-- begin DATASET ENTRIES --

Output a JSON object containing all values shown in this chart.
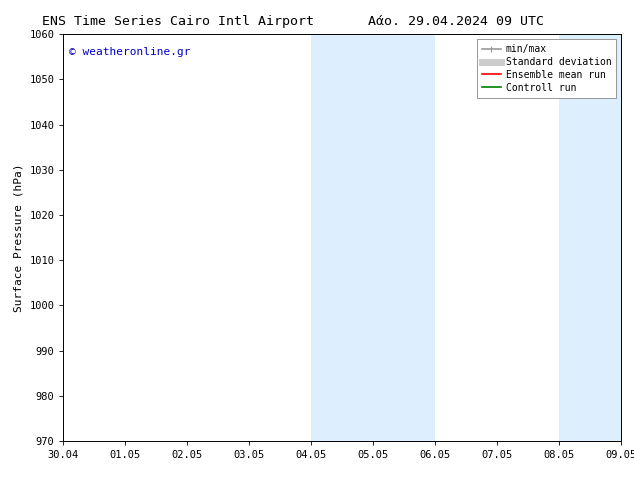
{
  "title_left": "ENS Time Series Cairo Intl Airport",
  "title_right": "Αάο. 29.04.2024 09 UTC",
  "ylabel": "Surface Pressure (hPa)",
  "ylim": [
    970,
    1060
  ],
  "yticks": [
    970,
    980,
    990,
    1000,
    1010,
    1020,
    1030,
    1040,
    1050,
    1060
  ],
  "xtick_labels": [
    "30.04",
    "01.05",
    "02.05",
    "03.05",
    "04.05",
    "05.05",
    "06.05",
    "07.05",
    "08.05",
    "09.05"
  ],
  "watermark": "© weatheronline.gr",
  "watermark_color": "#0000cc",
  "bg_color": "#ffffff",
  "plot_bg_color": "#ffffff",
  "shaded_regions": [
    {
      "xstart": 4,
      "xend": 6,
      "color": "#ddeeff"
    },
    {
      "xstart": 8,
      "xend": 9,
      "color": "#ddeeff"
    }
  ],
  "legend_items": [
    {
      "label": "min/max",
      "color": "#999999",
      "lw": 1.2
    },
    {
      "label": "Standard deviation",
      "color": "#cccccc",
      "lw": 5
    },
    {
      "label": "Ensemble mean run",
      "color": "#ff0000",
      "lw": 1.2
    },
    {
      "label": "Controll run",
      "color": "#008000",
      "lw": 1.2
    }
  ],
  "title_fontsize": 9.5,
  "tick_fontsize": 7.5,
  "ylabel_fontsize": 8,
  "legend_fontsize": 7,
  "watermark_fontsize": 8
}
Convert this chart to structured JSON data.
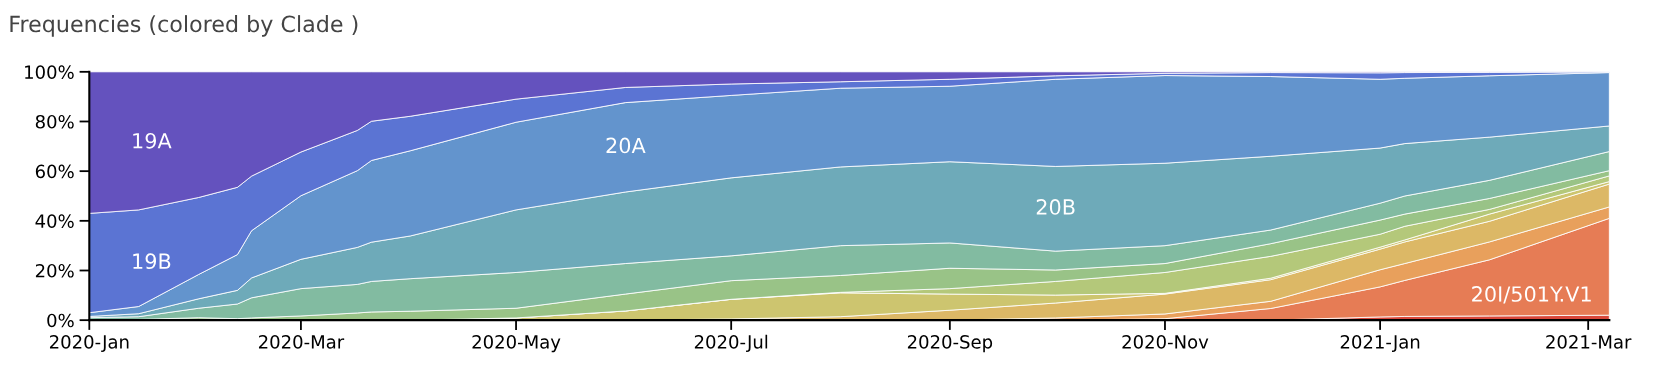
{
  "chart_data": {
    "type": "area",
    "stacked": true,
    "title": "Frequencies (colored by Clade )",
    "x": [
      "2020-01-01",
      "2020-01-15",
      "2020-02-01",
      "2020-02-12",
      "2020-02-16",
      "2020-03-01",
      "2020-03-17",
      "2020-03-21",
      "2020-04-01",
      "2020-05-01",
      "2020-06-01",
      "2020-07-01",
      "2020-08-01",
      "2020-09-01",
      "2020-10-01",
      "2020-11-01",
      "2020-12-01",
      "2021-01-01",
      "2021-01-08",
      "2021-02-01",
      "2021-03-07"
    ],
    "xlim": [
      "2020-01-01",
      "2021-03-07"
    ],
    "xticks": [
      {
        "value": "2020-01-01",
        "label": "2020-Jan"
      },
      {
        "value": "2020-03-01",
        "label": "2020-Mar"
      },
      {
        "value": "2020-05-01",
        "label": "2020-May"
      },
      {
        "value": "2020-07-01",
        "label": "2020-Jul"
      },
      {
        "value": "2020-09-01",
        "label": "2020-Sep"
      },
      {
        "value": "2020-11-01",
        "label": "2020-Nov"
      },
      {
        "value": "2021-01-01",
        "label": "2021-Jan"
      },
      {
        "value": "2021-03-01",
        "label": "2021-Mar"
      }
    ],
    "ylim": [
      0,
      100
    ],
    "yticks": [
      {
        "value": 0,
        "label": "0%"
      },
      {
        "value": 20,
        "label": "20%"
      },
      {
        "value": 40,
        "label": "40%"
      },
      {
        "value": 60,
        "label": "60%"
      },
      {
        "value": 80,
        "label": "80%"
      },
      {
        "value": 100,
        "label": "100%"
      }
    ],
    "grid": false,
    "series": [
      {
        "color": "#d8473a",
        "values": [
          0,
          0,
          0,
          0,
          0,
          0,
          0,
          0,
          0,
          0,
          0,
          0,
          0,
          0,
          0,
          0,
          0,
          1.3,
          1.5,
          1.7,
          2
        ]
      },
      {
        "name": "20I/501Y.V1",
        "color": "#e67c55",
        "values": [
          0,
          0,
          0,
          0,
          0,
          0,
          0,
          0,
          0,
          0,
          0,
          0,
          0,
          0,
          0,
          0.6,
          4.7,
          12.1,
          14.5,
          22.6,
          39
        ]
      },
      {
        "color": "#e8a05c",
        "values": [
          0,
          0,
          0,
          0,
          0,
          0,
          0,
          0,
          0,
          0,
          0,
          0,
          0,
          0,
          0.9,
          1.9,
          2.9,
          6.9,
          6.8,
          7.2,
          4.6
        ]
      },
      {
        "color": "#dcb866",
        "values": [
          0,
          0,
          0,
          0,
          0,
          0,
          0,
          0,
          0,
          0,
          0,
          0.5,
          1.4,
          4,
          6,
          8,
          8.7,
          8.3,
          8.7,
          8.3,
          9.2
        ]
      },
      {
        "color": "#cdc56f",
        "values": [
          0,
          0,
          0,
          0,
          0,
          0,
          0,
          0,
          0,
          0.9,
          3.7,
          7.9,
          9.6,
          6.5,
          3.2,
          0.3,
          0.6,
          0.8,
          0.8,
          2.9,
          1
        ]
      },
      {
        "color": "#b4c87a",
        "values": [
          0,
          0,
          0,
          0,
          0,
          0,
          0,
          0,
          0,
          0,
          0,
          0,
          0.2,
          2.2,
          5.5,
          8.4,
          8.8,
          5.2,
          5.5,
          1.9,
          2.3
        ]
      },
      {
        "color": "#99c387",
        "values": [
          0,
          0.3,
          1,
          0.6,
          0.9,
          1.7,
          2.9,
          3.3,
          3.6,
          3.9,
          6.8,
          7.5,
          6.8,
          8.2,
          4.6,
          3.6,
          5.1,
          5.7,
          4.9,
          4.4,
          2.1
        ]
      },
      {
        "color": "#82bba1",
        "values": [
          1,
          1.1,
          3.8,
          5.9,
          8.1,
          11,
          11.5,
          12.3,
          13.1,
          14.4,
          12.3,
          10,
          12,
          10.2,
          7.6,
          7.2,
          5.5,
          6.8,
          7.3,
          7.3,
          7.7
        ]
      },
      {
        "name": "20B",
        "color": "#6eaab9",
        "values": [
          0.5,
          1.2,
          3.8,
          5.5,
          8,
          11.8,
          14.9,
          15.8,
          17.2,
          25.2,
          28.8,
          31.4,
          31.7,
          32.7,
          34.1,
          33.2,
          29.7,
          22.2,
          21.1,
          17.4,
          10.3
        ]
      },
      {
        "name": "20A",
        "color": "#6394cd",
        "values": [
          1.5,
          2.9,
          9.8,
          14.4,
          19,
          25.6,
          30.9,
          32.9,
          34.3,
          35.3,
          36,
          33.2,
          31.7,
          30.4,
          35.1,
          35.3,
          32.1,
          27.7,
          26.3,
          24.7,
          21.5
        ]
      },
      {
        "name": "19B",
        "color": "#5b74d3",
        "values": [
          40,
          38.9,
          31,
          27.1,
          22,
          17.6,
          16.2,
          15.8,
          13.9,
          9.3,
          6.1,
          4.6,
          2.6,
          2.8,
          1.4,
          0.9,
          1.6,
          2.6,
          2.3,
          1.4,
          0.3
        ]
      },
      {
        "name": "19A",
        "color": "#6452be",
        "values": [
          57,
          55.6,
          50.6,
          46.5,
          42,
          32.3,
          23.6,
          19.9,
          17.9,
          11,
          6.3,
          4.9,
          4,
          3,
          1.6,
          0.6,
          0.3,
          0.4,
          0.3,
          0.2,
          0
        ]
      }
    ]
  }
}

-- end DATASET ENTRIES --
-- begin DATASET ENTRIES --

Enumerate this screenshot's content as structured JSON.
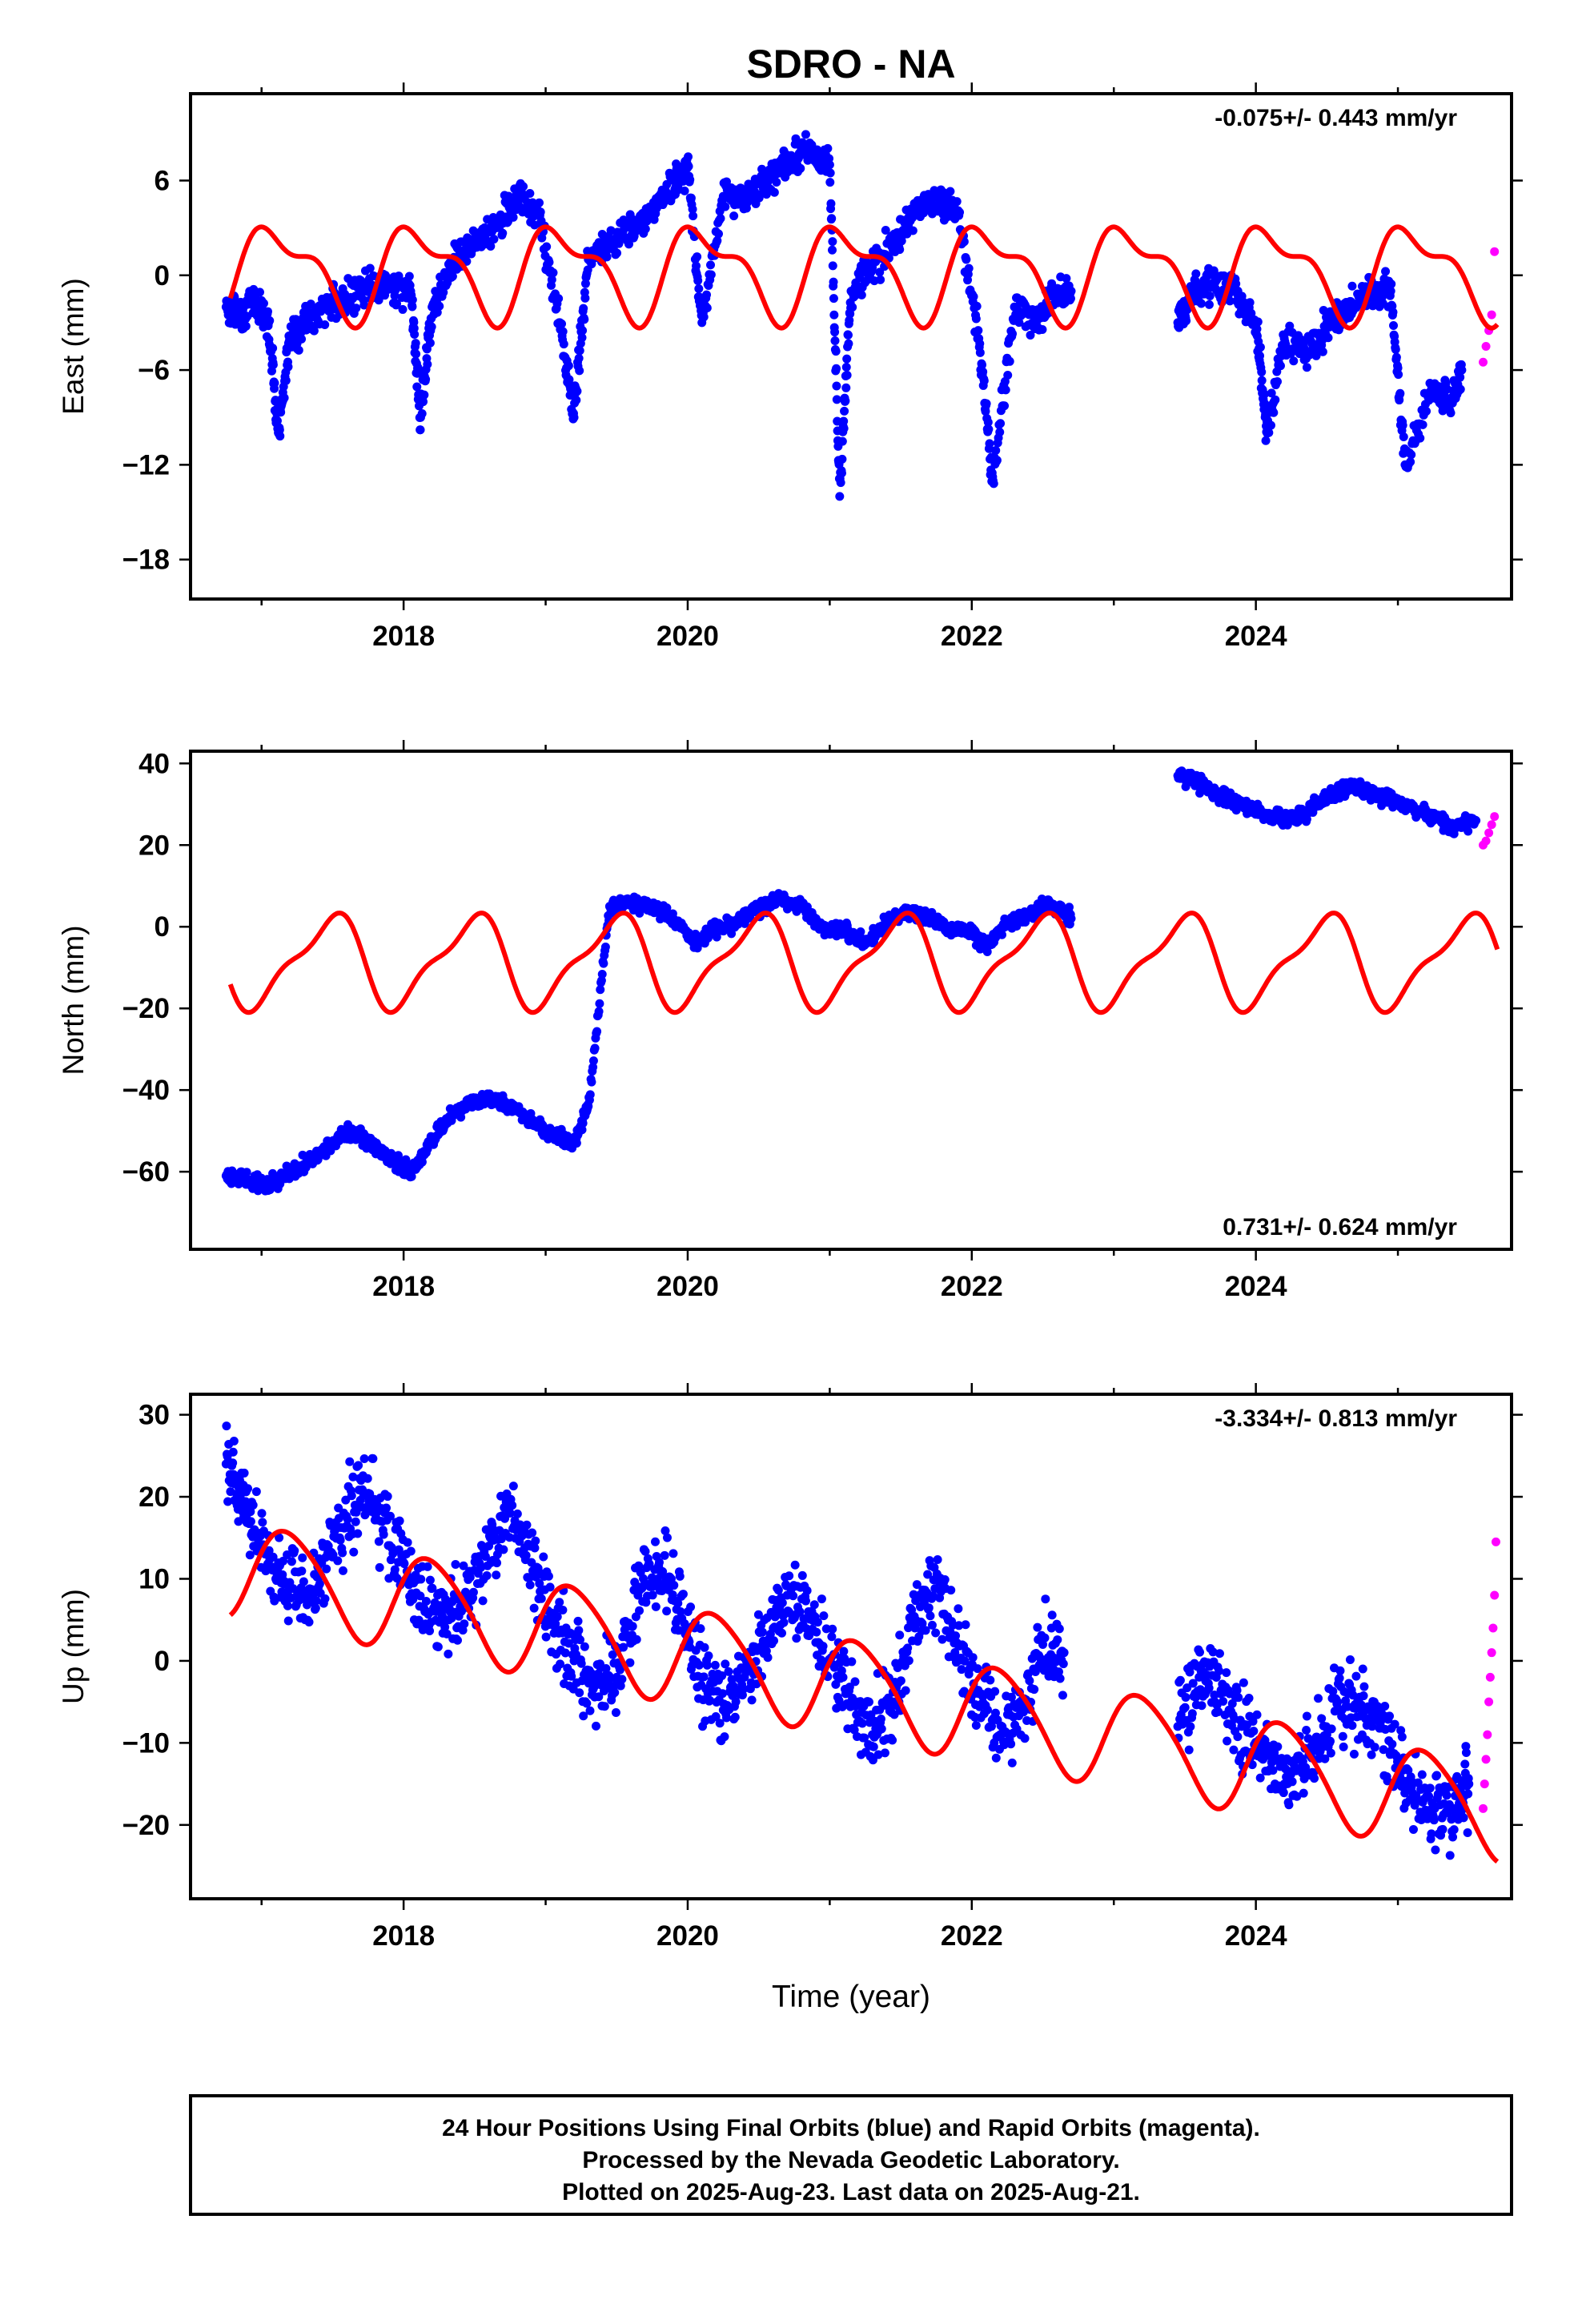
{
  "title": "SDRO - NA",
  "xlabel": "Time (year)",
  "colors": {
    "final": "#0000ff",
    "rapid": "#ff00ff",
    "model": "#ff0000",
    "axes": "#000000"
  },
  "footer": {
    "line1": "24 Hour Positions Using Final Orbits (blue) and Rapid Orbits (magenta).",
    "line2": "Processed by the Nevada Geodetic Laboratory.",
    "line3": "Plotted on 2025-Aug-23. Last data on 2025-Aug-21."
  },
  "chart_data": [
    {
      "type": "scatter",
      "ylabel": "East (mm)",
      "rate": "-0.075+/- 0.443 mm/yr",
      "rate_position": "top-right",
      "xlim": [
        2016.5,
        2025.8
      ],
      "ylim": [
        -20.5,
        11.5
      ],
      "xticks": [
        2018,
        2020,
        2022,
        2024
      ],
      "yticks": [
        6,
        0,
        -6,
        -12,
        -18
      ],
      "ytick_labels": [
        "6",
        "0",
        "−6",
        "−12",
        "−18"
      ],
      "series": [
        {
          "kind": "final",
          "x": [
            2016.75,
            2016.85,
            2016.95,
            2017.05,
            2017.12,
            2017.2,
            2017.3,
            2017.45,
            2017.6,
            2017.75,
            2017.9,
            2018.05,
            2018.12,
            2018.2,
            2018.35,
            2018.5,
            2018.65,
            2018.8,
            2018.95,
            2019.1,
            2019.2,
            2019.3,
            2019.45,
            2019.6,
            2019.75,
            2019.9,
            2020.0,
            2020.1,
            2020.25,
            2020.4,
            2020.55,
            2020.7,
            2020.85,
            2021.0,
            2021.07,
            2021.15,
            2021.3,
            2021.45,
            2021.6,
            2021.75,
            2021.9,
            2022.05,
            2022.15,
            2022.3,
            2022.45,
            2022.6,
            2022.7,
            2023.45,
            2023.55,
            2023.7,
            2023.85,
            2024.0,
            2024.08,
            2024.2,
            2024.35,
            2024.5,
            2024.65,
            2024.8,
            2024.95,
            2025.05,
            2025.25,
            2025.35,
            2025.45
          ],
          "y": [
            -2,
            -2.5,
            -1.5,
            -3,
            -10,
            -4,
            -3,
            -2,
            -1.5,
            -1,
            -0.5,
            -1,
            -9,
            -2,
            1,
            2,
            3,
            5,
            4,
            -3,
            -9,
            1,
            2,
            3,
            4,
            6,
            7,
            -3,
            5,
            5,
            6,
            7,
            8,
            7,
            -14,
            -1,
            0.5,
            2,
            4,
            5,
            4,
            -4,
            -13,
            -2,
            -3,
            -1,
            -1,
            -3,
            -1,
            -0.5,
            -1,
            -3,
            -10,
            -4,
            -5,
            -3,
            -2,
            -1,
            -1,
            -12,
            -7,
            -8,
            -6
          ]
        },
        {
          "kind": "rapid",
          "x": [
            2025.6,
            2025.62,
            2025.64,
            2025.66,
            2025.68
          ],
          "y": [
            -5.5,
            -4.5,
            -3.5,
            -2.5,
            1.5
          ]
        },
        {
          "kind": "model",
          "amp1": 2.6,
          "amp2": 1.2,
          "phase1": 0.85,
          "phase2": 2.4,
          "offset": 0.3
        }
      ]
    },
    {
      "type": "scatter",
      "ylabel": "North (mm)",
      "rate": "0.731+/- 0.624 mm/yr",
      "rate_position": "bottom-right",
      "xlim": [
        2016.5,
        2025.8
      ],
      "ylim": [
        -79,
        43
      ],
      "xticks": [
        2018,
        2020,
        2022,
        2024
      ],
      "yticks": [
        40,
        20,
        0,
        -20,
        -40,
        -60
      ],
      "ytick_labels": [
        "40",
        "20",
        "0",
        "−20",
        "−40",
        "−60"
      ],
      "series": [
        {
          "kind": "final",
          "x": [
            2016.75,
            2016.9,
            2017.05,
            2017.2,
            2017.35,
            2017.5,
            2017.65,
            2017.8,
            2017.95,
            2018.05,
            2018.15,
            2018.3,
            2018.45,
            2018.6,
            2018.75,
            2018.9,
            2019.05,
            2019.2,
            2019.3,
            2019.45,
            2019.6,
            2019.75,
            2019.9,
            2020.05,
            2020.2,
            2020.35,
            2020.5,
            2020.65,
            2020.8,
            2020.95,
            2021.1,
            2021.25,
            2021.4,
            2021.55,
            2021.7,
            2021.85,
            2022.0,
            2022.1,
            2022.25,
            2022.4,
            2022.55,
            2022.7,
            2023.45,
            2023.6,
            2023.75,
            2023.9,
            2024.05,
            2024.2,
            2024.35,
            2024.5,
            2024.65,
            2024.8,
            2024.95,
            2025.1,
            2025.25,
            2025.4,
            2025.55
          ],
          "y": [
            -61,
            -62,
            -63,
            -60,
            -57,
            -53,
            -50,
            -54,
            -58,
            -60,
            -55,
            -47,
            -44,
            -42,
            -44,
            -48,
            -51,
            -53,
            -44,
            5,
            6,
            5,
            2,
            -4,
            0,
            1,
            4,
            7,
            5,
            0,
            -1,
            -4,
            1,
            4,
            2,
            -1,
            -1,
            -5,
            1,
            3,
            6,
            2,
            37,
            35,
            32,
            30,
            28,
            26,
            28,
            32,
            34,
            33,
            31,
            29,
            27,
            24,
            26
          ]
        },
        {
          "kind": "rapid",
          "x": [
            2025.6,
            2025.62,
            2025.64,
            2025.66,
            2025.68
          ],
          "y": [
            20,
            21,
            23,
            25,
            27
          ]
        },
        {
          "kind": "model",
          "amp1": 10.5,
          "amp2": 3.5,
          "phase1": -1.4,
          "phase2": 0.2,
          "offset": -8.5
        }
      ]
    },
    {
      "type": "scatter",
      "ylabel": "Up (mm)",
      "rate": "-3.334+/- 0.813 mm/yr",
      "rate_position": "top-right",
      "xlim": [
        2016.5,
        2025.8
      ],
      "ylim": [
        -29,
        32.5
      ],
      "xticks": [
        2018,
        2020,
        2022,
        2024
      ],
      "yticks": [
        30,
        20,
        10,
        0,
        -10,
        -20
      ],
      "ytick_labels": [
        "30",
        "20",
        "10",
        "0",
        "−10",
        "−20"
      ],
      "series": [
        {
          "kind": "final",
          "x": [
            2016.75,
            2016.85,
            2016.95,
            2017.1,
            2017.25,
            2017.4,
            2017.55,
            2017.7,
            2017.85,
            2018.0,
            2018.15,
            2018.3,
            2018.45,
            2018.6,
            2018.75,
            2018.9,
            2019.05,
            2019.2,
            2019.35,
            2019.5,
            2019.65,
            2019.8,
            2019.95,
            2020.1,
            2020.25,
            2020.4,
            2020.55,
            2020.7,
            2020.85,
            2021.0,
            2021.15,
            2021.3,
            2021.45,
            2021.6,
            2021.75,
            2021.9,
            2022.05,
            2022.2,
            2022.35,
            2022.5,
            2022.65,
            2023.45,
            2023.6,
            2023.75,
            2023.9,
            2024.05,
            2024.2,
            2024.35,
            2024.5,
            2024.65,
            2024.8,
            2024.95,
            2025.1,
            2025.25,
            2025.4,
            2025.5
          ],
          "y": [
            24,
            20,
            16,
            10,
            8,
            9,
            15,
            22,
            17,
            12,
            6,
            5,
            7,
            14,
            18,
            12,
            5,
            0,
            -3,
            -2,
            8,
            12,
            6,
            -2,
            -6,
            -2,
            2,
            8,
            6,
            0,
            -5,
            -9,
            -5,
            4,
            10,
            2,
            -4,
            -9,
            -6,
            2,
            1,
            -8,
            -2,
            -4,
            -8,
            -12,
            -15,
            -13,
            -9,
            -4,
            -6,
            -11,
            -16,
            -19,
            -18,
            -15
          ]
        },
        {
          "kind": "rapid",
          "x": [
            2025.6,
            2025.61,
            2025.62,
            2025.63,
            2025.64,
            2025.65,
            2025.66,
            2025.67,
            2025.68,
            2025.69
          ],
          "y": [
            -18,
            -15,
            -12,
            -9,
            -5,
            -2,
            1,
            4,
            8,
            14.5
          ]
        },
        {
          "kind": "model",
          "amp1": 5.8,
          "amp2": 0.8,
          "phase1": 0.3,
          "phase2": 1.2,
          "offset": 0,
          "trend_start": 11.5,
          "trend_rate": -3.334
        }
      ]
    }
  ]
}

-- end DATASET ENTRIES --

WRITTEN INSTRUCTION — Across the entries above, how many lines contain "structured"? Provide only the count.

FINISHED TASK — 2